>> Start Data for this task

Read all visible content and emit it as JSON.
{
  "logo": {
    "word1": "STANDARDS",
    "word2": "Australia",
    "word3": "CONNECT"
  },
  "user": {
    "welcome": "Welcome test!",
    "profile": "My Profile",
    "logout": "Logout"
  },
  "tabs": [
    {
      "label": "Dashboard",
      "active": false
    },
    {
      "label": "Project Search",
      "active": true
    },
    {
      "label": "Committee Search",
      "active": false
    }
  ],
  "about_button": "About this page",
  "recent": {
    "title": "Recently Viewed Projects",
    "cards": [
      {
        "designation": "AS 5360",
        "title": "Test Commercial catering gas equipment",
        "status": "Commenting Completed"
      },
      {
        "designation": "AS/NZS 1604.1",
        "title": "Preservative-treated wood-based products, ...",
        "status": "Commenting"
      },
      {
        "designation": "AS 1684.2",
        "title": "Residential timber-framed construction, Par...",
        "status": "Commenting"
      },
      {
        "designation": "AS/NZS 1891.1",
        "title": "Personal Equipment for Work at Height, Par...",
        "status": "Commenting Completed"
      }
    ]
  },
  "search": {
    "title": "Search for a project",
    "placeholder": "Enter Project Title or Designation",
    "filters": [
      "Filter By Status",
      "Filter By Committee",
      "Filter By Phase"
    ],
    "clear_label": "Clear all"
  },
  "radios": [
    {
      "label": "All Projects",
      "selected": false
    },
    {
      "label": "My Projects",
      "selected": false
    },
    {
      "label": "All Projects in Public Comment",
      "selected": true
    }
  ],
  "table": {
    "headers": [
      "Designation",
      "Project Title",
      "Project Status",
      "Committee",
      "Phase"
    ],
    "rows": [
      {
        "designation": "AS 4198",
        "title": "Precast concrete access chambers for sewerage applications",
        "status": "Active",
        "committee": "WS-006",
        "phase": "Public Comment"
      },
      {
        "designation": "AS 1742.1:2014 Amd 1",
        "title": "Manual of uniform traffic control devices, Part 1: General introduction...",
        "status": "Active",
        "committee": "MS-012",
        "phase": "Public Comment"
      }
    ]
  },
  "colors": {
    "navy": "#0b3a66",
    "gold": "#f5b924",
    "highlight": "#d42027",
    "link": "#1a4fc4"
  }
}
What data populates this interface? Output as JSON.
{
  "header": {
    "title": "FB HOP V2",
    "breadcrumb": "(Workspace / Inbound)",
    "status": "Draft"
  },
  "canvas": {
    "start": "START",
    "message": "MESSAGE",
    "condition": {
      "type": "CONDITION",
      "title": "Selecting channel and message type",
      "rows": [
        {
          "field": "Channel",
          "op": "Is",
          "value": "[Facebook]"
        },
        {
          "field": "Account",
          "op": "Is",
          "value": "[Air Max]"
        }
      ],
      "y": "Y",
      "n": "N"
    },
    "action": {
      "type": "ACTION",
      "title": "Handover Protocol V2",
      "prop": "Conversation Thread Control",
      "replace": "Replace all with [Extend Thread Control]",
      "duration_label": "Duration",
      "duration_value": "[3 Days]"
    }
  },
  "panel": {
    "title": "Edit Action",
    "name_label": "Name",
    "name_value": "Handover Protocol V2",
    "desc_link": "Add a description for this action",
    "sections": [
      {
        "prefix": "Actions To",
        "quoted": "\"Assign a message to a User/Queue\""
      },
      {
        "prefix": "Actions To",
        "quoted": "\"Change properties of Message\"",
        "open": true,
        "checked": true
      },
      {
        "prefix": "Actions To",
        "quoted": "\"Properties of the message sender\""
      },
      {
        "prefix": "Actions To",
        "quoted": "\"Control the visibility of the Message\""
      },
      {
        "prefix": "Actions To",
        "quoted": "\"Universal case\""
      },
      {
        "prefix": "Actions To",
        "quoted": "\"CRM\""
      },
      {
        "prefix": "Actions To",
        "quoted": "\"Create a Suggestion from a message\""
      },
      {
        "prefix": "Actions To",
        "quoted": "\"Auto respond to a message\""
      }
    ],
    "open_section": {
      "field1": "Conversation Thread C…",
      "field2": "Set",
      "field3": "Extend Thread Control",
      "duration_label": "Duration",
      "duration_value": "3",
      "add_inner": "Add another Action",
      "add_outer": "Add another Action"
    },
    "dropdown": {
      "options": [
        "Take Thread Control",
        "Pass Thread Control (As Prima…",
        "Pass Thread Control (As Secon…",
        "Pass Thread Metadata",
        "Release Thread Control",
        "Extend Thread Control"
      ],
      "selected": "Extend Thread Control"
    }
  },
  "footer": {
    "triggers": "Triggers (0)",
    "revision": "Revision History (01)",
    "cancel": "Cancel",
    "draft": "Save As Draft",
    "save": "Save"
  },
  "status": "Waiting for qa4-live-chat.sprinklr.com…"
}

>> End Data for this task

■ **Requirements**
Transcribe every record above exactly as it appears.

■ **Response**
Read all visible content and emit it as JSON.
{
  "logo": {
    "word1": "STANDARDS",
    "word2": "Australia",
    "word3": "CONNECT"
  },
  "user": {
    "welcome": "Welcome test!",
    "profile": "My Profile",
    "logout": "Logout"
  },
  "tabs": [
    {
      "label": "Dashboard",
      "active": false
    },
    {
      "label": "Project Search",
      "active": true
    },
    {
      "label": "Committee Search",
      "active": false
    }
  ],
  "about_button": "About this page",
  "recent": {
    "title": "Recently Viewed Projects",
    "cards": [
      {
        "designation": "AS 5360",
        "title": "Test Commercial catering gas equipment",
        "status": "Commenting Completed"
      },
      {
        "designation": "AS/NZS 1604.1",
        "title": "Preservative-treated wood-based products, ...",
        "status": "Commenting"
      },
      {
        "designation": "AS 1684.2",
        "title": "Residential timber-framed construction, Par...",
        "status": "Commenting"
      },
      {
        "designation": "AS/NZS 1891.1",
        "title": "Personal Equipment for Work at Height, Par...",
        "status": "Commenting Completed"
      }
    ]
  },
  "search": {
    "title": "Search for a project",
    "placeholder": "Enter Project Title or Designation",
    "filters": [
      "Filter By Status",
      "Filter By Committee",
      "Filter By Phase"
    ],
    "clear_label": "Clear all"
  },
  "radios": [
    {
      "label": "All Projects",
      "selected": false
    },
    {
      "label": "My Projects",
      "selected": false
    },
    {
      "label": "All Projects in Public Comment",
      "selected": true
    }
  ],
  "table": {
    "headers": [
      "Designation",
      "Project Title",
      "Project Status",
      "Committee",
      "Phase"
    ],
    "rows": [
      {
        "designation": "AS 4198",
        "title": "Precast concrete access chambers for sewerage applications",
        "status": "Active",
        "committee": "WS-006",
        "phase": "Public Comment"
      },
      {
        "designation": "AS 1742.1:2014 Amd 1",
        "title": "Manual of uniform traffic control devices, Part 1: General introduction...",
        "status": "Active",
        "committee": "MS-012",
        "phase": "Public Comment"
      }
    ]
  },
  "colors": {
    "navy": "#0b3a66",
    "gold": "#f5b924",
    "highlight": "#d42027",
    "link": "#1a4fc4"
  }
}
What data populates this interface? Output as JSON.
{
  "header": {
    "title": "FB HOP V2",
    "breadcrumb": "(Workspace / Inbound)",
    "status": "Draft"
  },
  "canvas": {
    "start": "START",
    "message": "MESSAGE",
    "condition": {
      "type": "CONDITION",
      "title": "Selecting channel and message type",
      "rows": [
        {
          "field": "Channel",
          "op": "Is",
          "value": "[Facebook]"
        },
        {
          "field": "Account",
          "op": "Is",
          "value": "[Air Max]"
        }
      ],
      "y": "Y",
      "n": "N"
    },
    "action": {
      "type": "ACTION",
      "title": "Handover Protocol V2",
      "prop": "Conversation Thread Control",
      "replace": "Replace all with [Extend Thread Control]",
      "duration_label": "Duration",
      "duration_value": "[3 Days]"
    }
  },
  "panel": {
    "title": "Edit Action",
    "name_label": "Name",
    "name_value": "Handover Protocol V2",
    "desc_link": "Add a description for this action",
    "sections": [
      {
        "prefix": "Actions To",
        "quoted": "\"Assign a message to a User/Queue\""
      },
      {
        "prefix": "Actions To",
        "quoted": "\"Change properties of Message\"",
        "open": true,
        "checked": true
      },
      {
        "prefix": "Actions To",
        "quoted": "\"Properties of the message sender\""
      },
      {
        "prefix": "Actions To",
        "quoted": "\"Control the visibility of the Message\""
      },
      {
        "prefix": "Actions To",
        "quoted": "\"Universal case\""
      },
      {
        "prefix": "Actions To",
        "quoted": "\"CRM\""
      },
      {
        "prefix": "Actions To",
        "quoted": "\"Create a Suggestion from a message\""
      },
      {
        "prefix": "Actions To",
        "quoted": "\"Auto respond to a message\""
      }
    ],
    "open_section": {
      "field1": "Conversation Thread C…",
      "field2": "Set",
      "field3": "Extend Thread Control",
      "duration_label": "Duration",
      "duration_value": "3",
      "add_inner": "Add another Action",
      "add_outer": "Add another Action"
    },
    "dropdown": {
      "options": [
        "Take Thread Control",
        "Pass Thread Control (As Prima…",
        "Pass Thread Control (As Secon…",
        "Pass Thread Metadata",
        "Release Thread Control",
        "Extend Thread Control"
      ],
      "selected": "Extend Thread Control"
    }
  },
  "footer": {
    "triggers": "Triggers (0)",
    "revision": "Revision History (01)",
    "cancel": "Cancel",
    "draft": "Save As Draft",
    "save": "Save"
  },
  "status": "Waiting for qa4-live-chat.sprinklr.com…"
}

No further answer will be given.